## [Set problem]
Find every line with the string "style" in it, count them, and reply with that count only.

(Figure contents as structured data)
━━━━━━━━━━━━━━━━━━━━━━━━━━━━━━
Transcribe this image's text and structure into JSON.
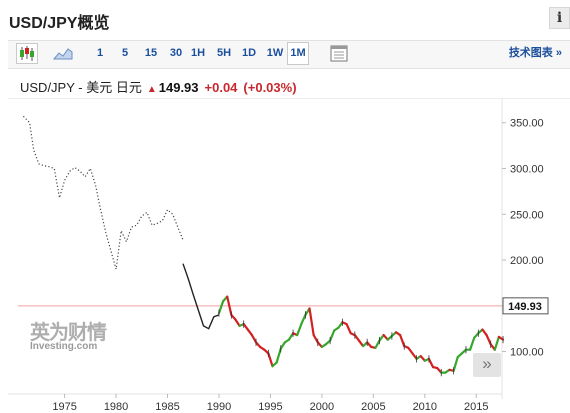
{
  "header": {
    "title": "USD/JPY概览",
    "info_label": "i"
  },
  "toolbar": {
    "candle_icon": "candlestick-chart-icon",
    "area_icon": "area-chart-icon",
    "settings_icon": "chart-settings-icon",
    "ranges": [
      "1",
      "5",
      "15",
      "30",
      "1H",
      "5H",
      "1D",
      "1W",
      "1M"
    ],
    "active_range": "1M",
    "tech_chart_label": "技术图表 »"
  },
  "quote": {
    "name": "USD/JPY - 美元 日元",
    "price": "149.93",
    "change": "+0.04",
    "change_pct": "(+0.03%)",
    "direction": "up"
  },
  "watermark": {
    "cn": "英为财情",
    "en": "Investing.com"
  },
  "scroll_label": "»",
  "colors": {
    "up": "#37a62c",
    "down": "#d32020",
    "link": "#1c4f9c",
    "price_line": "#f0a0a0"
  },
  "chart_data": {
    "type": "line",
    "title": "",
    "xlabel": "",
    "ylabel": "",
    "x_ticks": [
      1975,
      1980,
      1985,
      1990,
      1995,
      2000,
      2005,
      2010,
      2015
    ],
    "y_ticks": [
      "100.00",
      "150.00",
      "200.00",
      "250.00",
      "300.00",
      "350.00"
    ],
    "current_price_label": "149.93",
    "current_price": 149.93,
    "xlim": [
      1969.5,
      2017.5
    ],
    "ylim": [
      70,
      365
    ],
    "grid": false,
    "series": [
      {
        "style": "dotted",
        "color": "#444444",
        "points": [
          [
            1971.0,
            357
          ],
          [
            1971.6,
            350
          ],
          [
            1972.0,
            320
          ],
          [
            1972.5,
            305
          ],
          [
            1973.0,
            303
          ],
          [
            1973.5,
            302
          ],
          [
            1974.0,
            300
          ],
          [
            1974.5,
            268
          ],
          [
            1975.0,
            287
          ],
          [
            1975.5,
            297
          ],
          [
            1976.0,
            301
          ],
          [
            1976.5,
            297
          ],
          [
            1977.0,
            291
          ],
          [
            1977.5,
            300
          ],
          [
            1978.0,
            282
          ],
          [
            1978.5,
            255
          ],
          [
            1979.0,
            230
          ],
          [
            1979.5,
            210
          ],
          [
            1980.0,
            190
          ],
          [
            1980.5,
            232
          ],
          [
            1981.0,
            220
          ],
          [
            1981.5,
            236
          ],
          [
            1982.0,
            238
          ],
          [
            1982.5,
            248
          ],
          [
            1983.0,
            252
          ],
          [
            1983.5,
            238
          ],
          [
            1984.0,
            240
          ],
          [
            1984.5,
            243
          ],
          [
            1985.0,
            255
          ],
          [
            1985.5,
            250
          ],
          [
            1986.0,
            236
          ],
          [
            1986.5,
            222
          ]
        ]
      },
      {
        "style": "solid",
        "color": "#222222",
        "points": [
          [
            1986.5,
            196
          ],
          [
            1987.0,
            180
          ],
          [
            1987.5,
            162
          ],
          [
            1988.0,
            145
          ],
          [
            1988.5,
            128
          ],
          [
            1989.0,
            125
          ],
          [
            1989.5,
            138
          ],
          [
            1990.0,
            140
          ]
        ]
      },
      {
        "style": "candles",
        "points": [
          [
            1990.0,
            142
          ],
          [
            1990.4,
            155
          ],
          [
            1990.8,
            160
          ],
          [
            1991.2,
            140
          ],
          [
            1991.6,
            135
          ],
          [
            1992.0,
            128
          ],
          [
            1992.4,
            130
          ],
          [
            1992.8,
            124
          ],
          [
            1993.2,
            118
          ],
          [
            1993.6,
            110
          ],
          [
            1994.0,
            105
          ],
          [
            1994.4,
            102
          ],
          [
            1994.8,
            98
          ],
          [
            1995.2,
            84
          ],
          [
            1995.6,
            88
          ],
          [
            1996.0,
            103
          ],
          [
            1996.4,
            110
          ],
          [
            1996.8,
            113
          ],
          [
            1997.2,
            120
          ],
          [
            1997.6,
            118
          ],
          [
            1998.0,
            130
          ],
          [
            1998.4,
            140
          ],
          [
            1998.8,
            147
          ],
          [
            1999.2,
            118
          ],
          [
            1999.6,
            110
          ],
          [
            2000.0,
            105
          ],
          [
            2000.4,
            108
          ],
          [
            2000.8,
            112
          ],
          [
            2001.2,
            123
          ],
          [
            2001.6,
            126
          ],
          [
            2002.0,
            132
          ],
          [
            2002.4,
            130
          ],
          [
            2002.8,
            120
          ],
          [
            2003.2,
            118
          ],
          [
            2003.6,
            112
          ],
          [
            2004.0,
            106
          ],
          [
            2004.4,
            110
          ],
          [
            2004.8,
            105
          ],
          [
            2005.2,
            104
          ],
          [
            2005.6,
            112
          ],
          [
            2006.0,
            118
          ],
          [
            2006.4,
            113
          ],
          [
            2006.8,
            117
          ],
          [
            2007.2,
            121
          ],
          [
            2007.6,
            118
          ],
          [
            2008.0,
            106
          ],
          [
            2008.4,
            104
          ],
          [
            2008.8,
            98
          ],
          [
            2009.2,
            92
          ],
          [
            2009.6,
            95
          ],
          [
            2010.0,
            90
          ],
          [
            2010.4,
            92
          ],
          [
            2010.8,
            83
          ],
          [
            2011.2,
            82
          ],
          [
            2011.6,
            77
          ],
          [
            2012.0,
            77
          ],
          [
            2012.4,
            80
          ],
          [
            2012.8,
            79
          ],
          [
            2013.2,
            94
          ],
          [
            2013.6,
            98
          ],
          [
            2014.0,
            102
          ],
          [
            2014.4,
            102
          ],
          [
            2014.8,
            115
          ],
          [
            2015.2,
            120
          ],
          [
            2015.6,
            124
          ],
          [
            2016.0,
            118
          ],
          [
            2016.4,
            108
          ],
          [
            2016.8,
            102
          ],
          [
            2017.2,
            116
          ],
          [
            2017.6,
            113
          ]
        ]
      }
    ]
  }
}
━━━━━━━━━━━━━━━━━━━━━━━━━━━━━━
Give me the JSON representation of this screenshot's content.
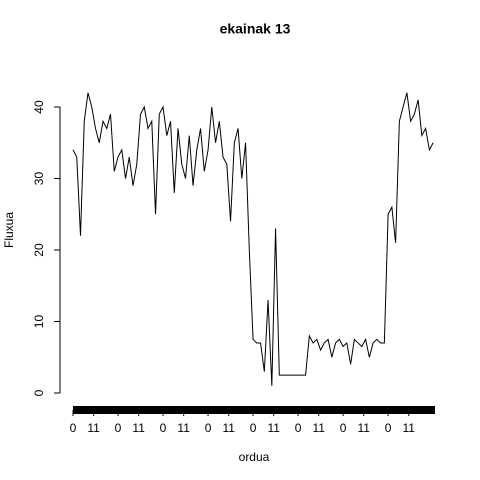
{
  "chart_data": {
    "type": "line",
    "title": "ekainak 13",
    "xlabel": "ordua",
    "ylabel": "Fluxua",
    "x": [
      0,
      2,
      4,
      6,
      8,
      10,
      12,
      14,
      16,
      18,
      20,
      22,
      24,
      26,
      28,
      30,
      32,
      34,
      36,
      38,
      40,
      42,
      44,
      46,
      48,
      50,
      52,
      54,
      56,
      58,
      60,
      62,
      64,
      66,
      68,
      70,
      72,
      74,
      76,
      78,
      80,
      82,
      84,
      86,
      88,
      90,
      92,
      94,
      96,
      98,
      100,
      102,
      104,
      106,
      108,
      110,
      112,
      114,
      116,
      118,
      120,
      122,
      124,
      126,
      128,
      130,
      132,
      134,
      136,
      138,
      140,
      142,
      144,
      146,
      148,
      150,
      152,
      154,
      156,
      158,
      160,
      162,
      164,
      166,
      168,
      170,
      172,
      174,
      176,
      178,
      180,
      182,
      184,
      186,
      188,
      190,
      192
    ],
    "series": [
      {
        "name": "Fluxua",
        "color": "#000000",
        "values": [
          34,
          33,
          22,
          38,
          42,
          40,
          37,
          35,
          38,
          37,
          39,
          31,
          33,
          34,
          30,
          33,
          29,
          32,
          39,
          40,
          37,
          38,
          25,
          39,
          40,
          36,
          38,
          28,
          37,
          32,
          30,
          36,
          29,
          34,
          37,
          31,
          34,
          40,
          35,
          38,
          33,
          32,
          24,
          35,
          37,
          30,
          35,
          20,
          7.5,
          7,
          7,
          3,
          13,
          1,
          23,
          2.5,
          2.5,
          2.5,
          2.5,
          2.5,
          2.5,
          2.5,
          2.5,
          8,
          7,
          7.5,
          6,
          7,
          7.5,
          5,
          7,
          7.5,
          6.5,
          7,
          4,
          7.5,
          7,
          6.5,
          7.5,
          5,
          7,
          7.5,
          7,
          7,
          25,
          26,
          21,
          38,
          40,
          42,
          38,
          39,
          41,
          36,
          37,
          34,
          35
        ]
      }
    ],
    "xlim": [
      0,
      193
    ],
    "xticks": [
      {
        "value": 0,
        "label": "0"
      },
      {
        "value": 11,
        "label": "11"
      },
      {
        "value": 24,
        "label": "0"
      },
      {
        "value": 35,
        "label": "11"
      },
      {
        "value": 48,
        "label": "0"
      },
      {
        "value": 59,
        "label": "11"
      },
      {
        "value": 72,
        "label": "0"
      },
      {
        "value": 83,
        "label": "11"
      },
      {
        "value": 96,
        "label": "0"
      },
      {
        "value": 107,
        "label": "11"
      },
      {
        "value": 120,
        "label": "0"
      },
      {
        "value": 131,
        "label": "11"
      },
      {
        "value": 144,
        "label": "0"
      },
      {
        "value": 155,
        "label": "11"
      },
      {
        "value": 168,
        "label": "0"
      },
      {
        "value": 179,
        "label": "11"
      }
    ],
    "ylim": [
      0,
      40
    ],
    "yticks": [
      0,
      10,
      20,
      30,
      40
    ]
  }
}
━━━━━━━━━━━━━━━━━━━━━━━━━━━━━━
## [Output]
3